Pick out each line in these entries that contains the string "structured".
[BEGIN Given information]
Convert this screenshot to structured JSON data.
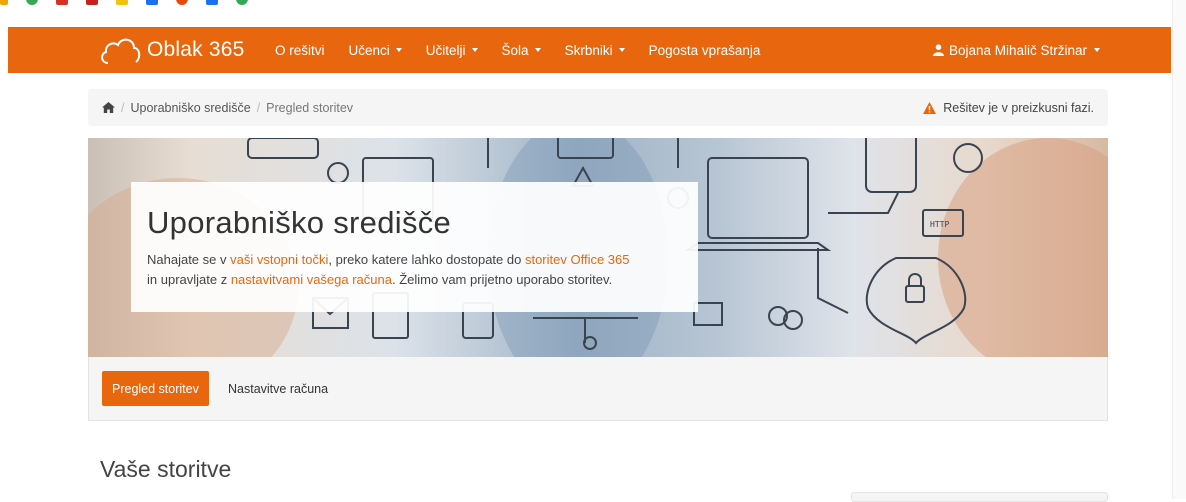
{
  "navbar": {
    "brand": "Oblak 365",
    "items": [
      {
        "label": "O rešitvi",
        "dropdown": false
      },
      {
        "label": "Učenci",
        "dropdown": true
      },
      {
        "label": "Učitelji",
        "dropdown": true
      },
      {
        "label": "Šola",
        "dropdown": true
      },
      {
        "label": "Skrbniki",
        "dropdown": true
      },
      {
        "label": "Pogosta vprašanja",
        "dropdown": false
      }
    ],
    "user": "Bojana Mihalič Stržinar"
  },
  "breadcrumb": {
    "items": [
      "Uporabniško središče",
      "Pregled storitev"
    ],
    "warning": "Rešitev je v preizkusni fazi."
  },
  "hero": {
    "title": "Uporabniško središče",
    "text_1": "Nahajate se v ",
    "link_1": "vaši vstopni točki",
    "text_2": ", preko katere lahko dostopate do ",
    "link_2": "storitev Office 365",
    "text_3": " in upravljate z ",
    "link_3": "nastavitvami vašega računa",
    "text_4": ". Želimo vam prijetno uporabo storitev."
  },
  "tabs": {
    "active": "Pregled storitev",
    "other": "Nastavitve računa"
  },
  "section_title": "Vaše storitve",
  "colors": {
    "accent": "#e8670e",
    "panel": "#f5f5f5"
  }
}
[END Given information]
[BEGIN Given information]
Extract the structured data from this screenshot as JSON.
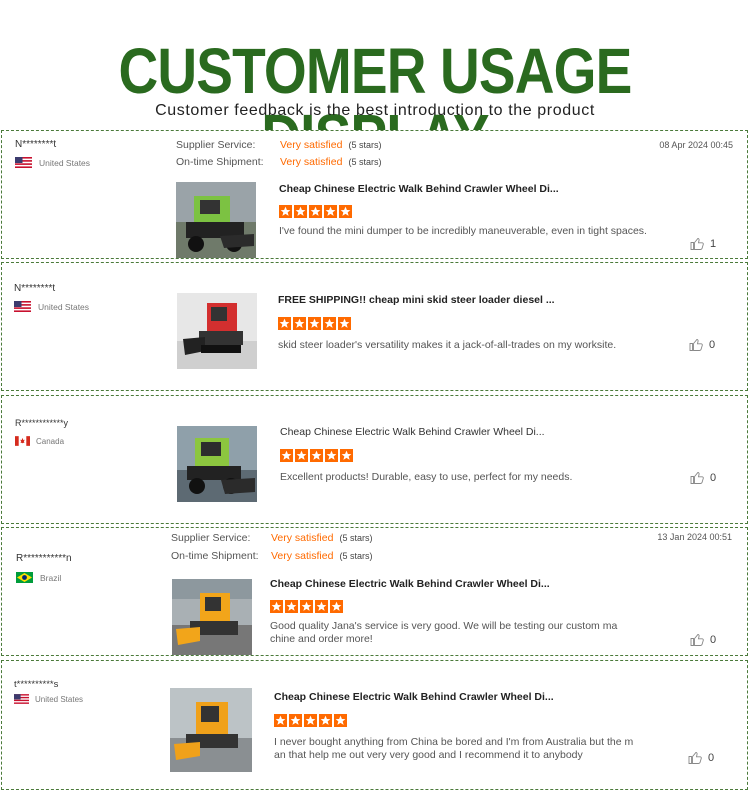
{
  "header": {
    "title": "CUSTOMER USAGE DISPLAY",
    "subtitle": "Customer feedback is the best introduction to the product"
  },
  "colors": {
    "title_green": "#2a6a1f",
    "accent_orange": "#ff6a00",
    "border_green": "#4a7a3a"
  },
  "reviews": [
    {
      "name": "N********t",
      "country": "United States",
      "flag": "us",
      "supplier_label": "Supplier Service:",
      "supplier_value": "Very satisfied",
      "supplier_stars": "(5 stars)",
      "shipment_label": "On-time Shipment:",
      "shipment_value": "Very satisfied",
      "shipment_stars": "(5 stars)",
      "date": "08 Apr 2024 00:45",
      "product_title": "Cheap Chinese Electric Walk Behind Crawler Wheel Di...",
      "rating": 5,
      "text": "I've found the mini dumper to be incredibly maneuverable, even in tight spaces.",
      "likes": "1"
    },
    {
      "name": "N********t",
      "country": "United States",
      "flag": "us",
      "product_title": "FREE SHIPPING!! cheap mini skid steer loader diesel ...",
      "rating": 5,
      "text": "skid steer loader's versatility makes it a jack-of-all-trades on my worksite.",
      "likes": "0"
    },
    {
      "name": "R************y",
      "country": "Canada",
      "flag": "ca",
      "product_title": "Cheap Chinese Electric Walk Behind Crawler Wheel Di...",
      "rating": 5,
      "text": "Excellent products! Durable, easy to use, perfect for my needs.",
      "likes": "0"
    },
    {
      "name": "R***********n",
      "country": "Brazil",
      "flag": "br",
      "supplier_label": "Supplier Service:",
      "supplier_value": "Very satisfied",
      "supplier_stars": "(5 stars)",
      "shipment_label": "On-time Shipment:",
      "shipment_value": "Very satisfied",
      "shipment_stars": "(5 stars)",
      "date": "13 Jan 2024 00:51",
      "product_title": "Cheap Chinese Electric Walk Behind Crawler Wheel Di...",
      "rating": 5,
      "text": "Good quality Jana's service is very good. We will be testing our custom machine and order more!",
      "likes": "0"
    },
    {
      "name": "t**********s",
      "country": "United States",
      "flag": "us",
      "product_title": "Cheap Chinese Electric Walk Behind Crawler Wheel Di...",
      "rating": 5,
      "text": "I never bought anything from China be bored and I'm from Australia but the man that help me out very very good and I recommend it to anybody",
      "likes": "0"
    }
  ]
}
[END Given information]
[BEGIN Given information]
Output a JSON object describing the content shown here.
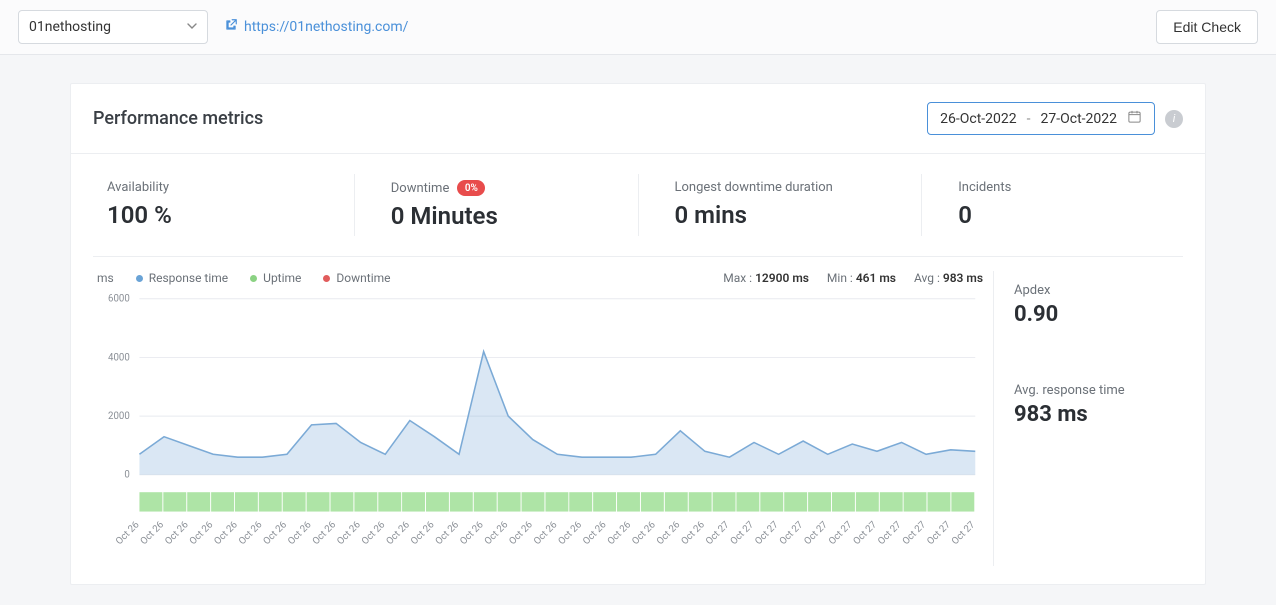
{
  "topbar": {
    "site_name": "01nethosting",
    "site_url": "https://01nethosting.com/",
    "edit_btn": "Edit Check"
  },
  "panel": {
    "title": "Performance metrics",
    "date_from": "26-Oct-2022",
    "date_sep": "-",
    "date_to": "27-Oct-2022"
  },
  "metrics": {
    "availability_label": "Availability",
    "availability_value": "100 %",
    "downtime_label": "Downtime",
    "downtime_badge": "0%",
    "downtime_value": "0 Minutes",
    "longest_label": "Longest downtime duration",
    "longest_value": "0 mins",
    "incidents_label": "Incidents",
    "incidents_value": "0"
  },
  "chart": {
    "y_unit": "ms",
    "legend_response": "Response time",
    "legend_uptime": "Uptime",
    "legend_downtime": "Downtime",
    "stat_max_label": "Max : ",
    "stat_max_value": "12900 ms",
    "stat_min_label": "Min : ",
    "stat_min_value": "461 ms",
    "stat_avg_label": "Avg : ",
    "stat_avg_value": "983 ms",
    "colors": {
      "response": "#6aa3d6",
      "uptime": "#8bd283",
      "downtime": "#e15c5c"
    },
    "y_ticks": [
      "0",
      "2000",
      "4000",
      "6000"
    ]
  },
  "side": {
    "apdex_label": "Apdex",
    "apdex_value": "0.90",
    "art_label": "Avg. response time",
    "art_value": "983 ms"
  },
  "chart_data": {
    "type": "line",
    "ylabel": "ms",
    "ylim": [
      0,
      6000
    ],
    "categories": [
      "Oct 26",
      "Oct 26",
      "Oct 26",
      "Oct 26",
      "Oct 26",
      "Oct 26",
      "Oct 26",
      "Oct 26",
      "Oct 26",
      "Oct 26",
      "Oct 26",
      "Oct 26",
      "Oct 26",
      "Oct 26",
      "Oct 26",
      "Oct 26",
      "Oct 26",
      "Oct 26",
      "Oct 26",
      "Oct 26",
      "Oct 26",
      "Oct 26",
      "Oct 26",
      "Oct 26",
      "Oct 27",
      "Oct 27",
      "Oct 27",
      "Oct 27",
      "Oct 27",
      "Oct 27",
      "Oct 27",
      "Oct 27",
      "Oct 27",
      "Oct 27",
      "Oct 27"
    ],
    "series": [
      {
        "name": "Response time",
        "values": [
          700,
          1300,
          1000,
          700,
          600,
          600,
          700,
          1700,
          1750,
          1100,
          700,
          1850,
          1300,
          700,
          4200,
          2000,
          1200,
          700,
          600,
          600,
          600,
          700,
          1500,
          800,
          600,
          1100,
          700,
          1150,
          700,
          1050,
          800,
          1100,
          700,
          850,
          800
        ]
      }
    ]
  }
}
[END Given information]
▶ _Exercise result_:
Convert this screenshot to structured JSON data.
Extract the structured data from this screenshot as JSON.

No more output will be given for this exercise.